Short task: Copy out the lines that run from the one containing "paragraph-line-2: Providence, Rhode" through the one containing "paragraph-line-1: RAYMOND L.S.", keeping each exactly as it appears and including both end lines.

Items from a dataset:
+-------+

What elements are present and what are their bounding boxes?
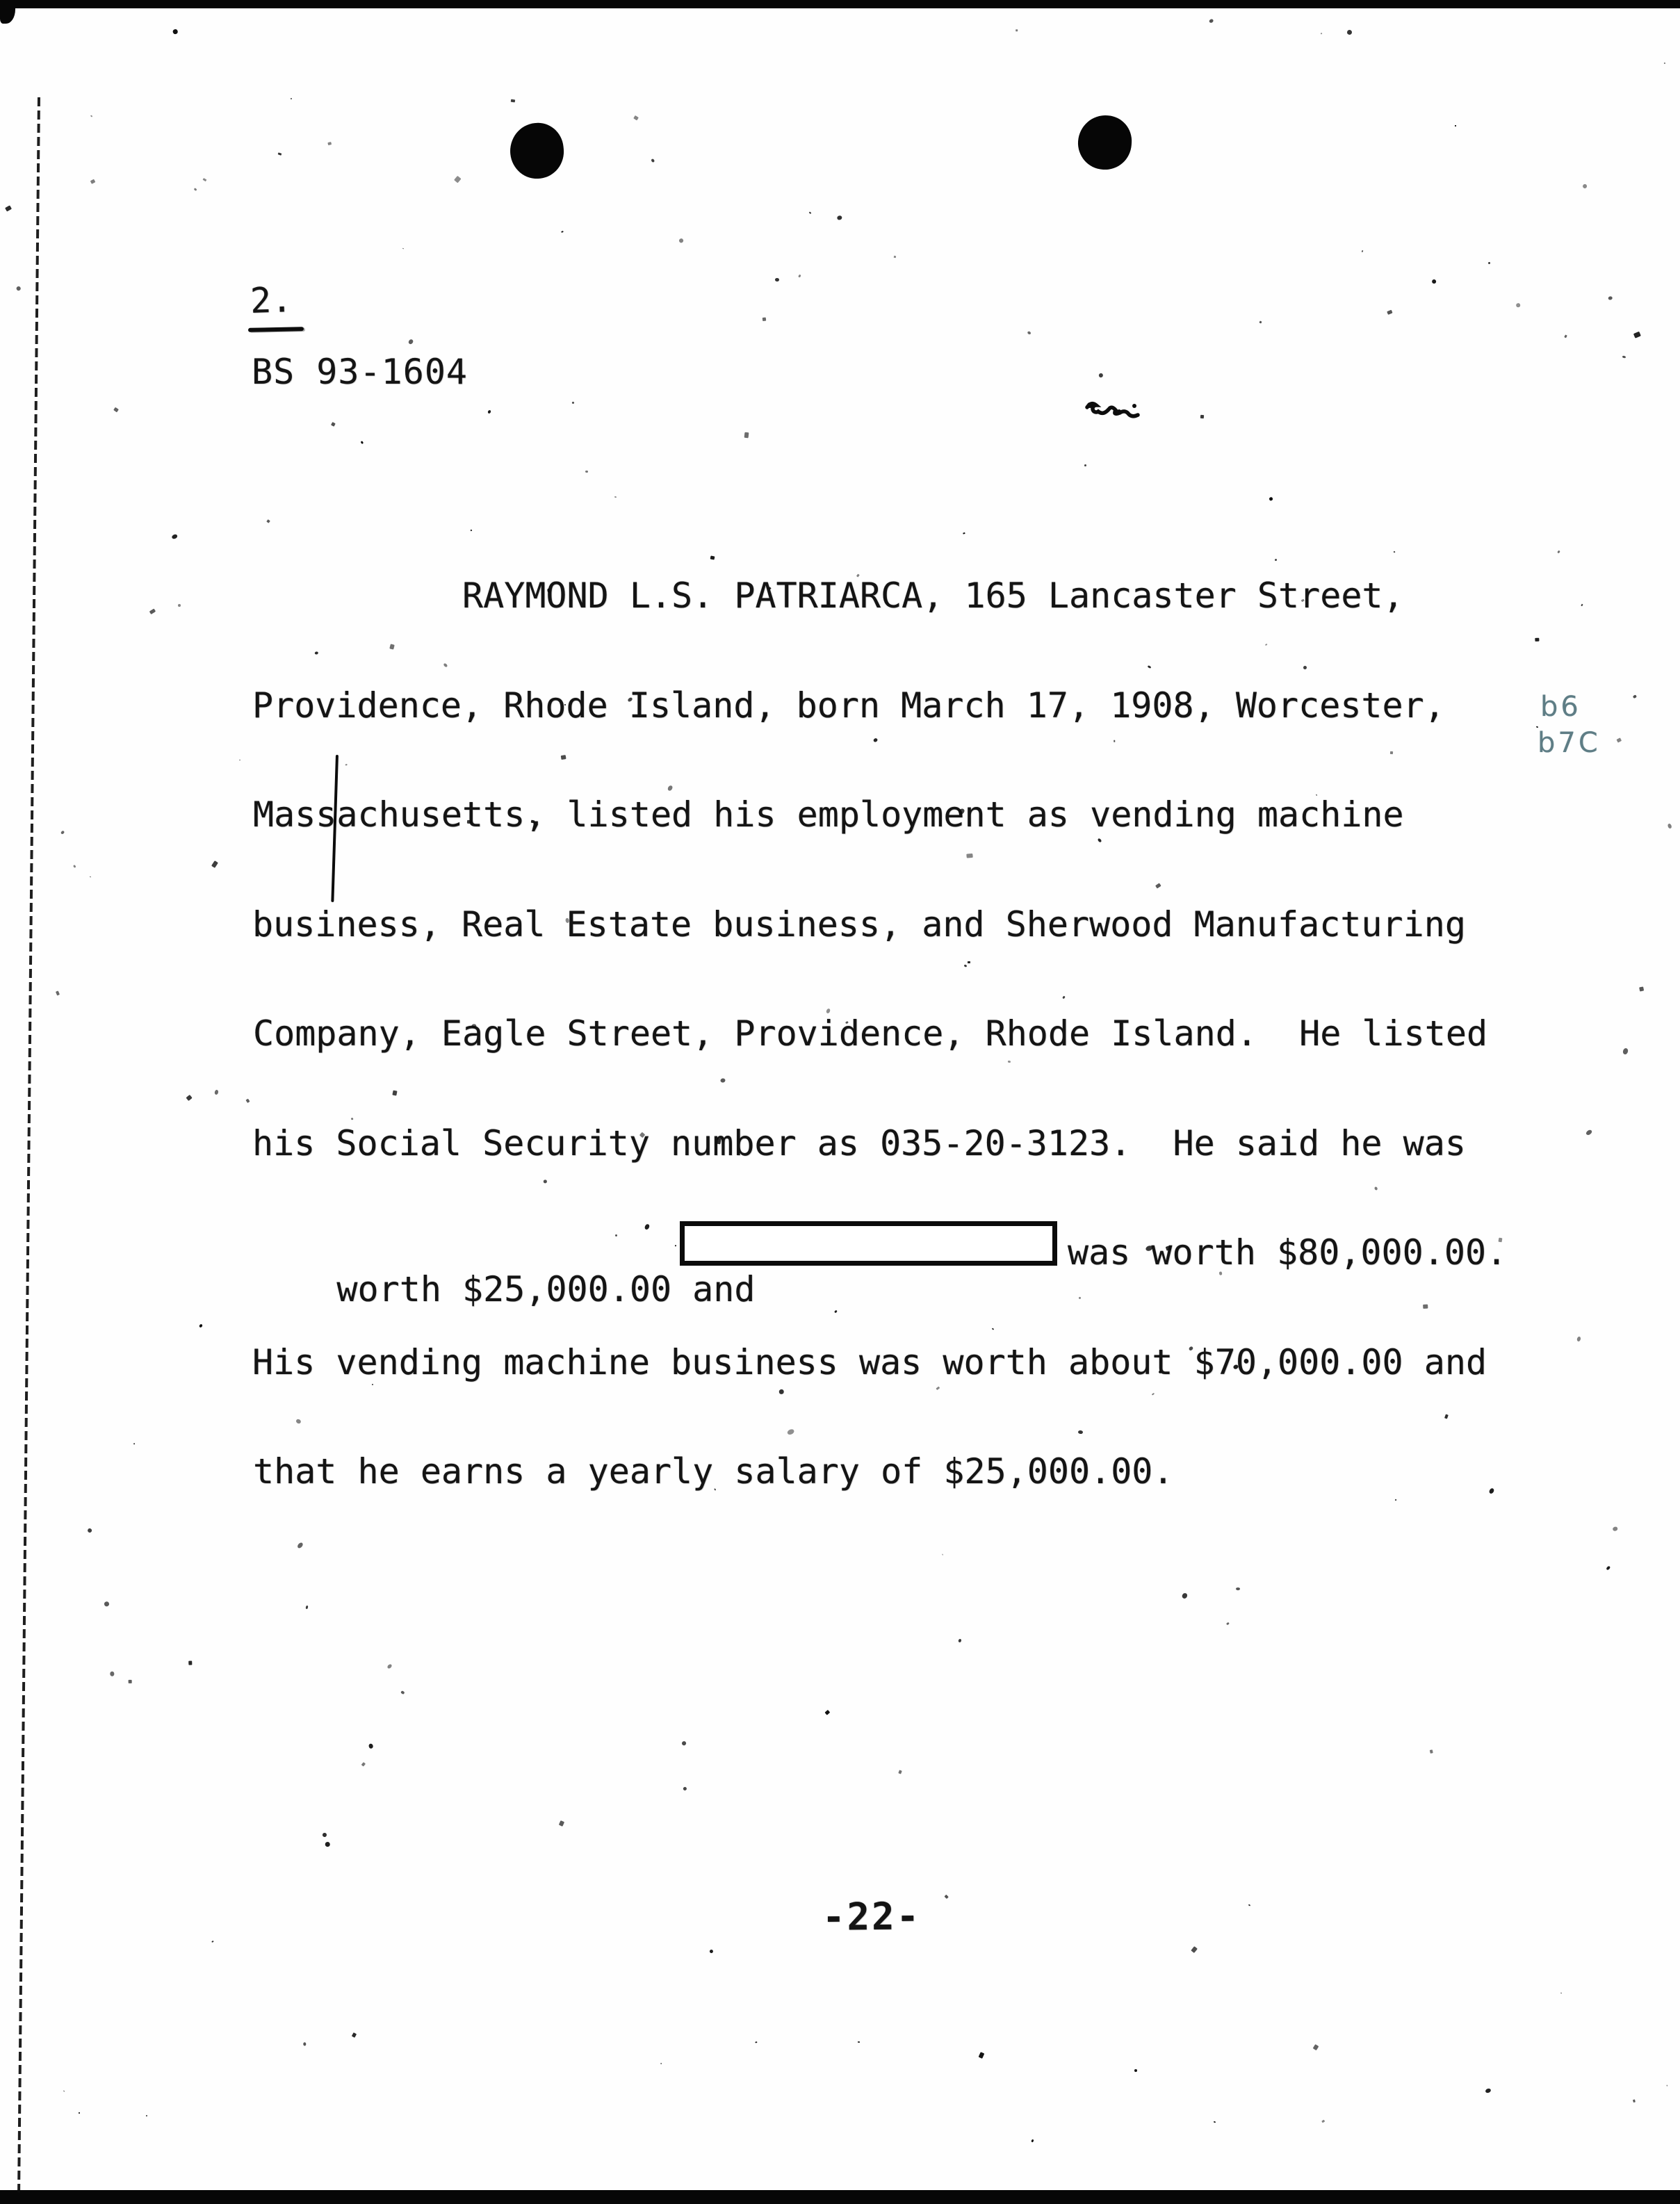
paragraph-line-2: Providence, Rhode Island, born March 17,… xyxy=(252,687,1487,724)
line-7-text-after-redaction: was worth $80,000.00. xyxy=(1068,1234,1507,1271)
paragraph-line-8: His vending machine business was worth a… xyxy=(252,1344,1487,1381)
bottom-scan-edge-bar xyxy=(0,2190,1680,2204)
left-margin-fold-line xyxy=(17,97,40,2193)
paragraph-line-9: that he earns a yearly salary of $25,000… xyxy=(253,1453,1487,1490)
line-7-text-before-redaction: worth $25,000.00 and xyxy=(336,1269,755,1309)
paragraph-line-5: Company, Eagle Street, Providence, Rhode… xyxy=(253,1015,1487,1052)
paragraph-line-7-with-redaction: worth $25,000.00 and was worth $80,000.0… xyxy=(253,1234,1487,1271)
hole-punch-left xyxy=(507,120,566,181)
paragraph-line-6: his Social Security number as 035-20-312… xyxy=(252,1125,1487,1162)
redaction-box xyxy=(680,1221,1057,1266)
paragraph-line-1: RAYMOND L.S. PATRIARCA, 165 Lancaster St… xyxy=(253,578,1487,614)
body-paragraph: RAYMOND L.S. PATRIARCA, 165 Lancaster St… xyxy=(252,505,1487,1526)
page-number: -22- xyxy=(822,1894,922,1938)
paragraph-line-4: business, Real Estate business, and Sher… xyxy=(252,906,1487,943)
exemption-code-b6: b6 xyxy=(1540,691,1581,723)
page-marker-underline xyxy=(248,327,304,332)
top-scan-edge-bar xyxy=(0,0,1680,8)
paragraph-line-3: Massachusetts, listed his employment as … xyxy=(253,797,1487,833)
smudge-mark xyxy=(1083,396,1141,423)
page-marker: 2. xyxy=(250,279,293,321)
hole-punch-right xyxy=(1076,113,1133,171)
smudge-scribble xyxy=(1083,396,1141,420)
exemption-code-b7c: b7C xyxy=(1538,727,1601,759)
corner-scan-blob xyxy=(0,0,15,24)
scanned-document-page: { "colors": { "paper": "#fefefe", "ink":… xyxy=(0,0,1680,2204)
case-number: BS 93-1604 xyxy=(252,352,468,392)
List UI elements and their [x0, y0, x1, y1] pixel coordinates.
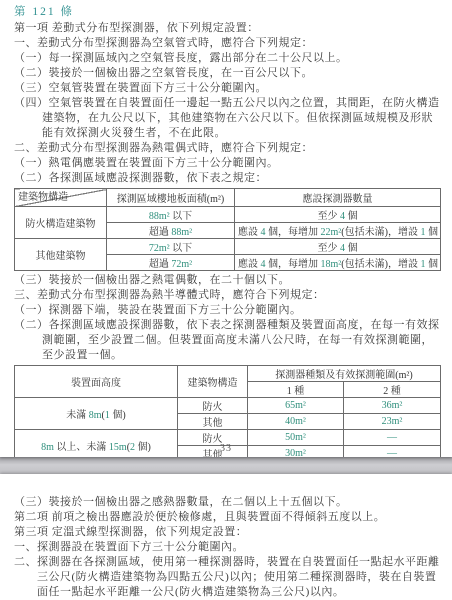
table-cell: 36m² — [344, 398, 441, 414]
table-cell: 至少 4 個 — [235, 207, 441, 223]
table-header-structure: 建築物構造 — [15, 189, 107, 207]
table-cell: 防火構造建築物 — [15, 207, 107, 239]
table-row: 未滿 8m(1 個) 防火 65m² 36m² — [15, 398, 441, 414]
table-cell: 未滿 8m(1 個) — [15, 398, 178, 430]
detector-count-table: 建築物構造 探測區域樓地板面積(m²) 應設探測器數量 防火構造建築物 88m²… — [14, 188, 441, 271]
table-cell: 防火 — [178, 398, 248, 414]
paragraph-line: 第三項 定溫式線型探測器，依下列規定設置： — [14, 525, 440, 540]
paragraph-line: 二、差動式分布型探測器為熱電偶式時，應符合下列規定： — [14, 141, 440, 156]
table-header-structure: 建築物構造 — [178, 366, 248, 398]
paragraph-line: 二、探測器在各探測區域，使用第一種探測器時，裝置在自裝置面任一點起水平距離三公尺… — [14, 555, 440, 600]
page-gap — [0, 457, 452, 474]
paragraph-line: （四）空氣管裝置在自裝置面任一邊起一點五公尺以內之位置，其間距，在防火構造建築物… — [14, 96, 440, 141]
table-cell: 應設 4 個，每增加 18m²(包括未滿)，增設 1 個 — [235, 255, 441, 271]
table-header-floor-area: 探測區域樓地板面積(m²) — [107, 189, 235, 207]
paragraph-line: （三）空氣管裝置在裝置面下方三十公分範圍內。 — [14, 81, 440, 96]
table-cell: 其他建築物 — [15, 239, 107, 271]
table-cell: 超過 88m² — [107, 223, 235, 239]
paragraph-line: （二）各探測區域應設探測器數，依下表之探測器種類及裝置面高度，在每一有效探測範圍… — [14, 318, 440, 363]
paragraph-line: （一）熱電偶應裝置在裝置面下方三十公分範圍內。 — [14, 156, 440, 171]
table-cell: 應設 4 個，每增加 22m²(包括未滿)，增設 1 個 — [235, 223, 441, 239]
paragraph-line: （一）探測器下端，裝設在裝置面下方三十公分範圍內。 — [14, 303, 440, 318]
paragraph-line: （二）裝接於一個檢出器之空氣管長度，在一百公尺以下。 — [14, 66, 440, 81]
article-heading: 第 121 條 — [14, 4, 440, 20]
table-header-mount-height: 裝置面高度 — [15, 366, 178, 398]
paragraph-line: 一、差動式分布型探測器為空氣管式時，應符合下列規定： — [14, 36, 440, 51]
table-header-range: 探測器種類及有效探測範圍(m²) — [248, 366, 441, 382]
paragraph-line: （二）各探測區域應設探測器數，依下表之規定： — [14, 171, 440, 186]
table-cell: 23m² — [344, 414, 441, 430]
paragraph-line: 三、差動式分布型探測器為熱半導體式時，應符合下列規定： — [14, 288, 440, 303]
paragraph-line: （三）裝接於一個檢出器之感熱器數量，在二個以上十五個以下。 — [14, 495, 440, 510]
table-header-type-2: 2 種 — [344, 382, 441, 398]
page-2: （三）裝接於一個檢出器之感熱器數量，在二個以上十五個以下。 第二項 前項之檢出器… — [0, 474, 452, 600]
table-cell: 至少 4 個 — [235, 239, 441, 255]
table-row: 其他建築物 72m² 以下 至少 4 個 — [15, 239, 441, 255]
table-row: 防火構造建築物 88m² 以下 至少 4 個 — [15, 207, 441, 223]
table-cell: 超過 72m² — [107, 255, 235, 271]
table-header-required-count: 應設探測器數量 — [235, 189, 441, 207]
table-header-type-1: 1 種 — [248, 382, 344, 398]
paragraph-line: （一）每一探測區域內之空氣管長度，露出部分在二十公尺以上。 — [14, 51, 440, 66]
page-number: 33 — [0, 443, 452, 454]
table-cell: 其他 — [178, 414, 248, 430]
table-cell: 72m² 以下 — [107, 239, 235, 255]
paragraph-line: 一、探測器設在裝置面下方三十公分範圍內。 — [14, 540, 440, 555]
paragraph-line: 第一項 差動式分布型探測器，依下列規定設置： — [14, 21, 440, 36]
paragraph-line: （三）裝接於一個檢出器之熱電偶數，在二十個以下。 — [14, 273, 440, 288]
paragraph-line: 第二項 前項之檢出器應設於便於檢修處，且與裝置面不得傾斜五度以上。 — [14, 510, 440, 525]
table-cell: 65m² — [248, 398, 344, 414]
table-cell: 88m² 以下 — [107, 207, 235, 223]
table-cell: 40m² — [248, 414, 344, 430]
page-1: 第 121 條 第一項 差動式分布型探測器，依下列規定設置： 一、差動式分布型探… — [0, 0, 452, 457]
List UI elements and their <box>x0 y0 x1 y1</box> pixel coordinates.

+-------+

Finished exercise:
paragraph-line-2: Providence, Rhode Island, born March 17,… xyxy=(252,687,1487,724)
line-7-text-after-redaction: was worth $80,000.00. xyxy=(1068,1234,1507,1271)
paragraph-line-8: His vending machine business was worth a… xyxy=(252,1344,1487,1381)
bottom-scan-edge-bar xyxy=(0,2190,1680,2204)
left-margin-fold-line xyxy=(17,97,40,2193)
paragraph-line-9: that he earns a yearly salary of $25,000… xyxy=(253,1453,1487,1490)
line-7-text-before-redaction: worth $25,000.00 and xyxy=(336,1269,755,1309)
paragraph-line-5: Company, Eagle Street, Providence, Rhode… xyxy=(253,1015,1487,1052)
paragraph-line-7-with-redaction: worth $25,000.00 and was worth $80,000.0… xyxy=(253,1234,1487,1271)
hole-punch-left xyxy=(507,120,566,181)
paragraph-line-6: his Social Security number as 035-20-312… xyxy=(252,1125,1487,1162)
redaction-box xyxy=(680,1221,1057,1266)
paragraph-line-1: RAYMOND L.S. PATRIARCA, 165 Lancaster St… xyxy=(253,578,1487,614)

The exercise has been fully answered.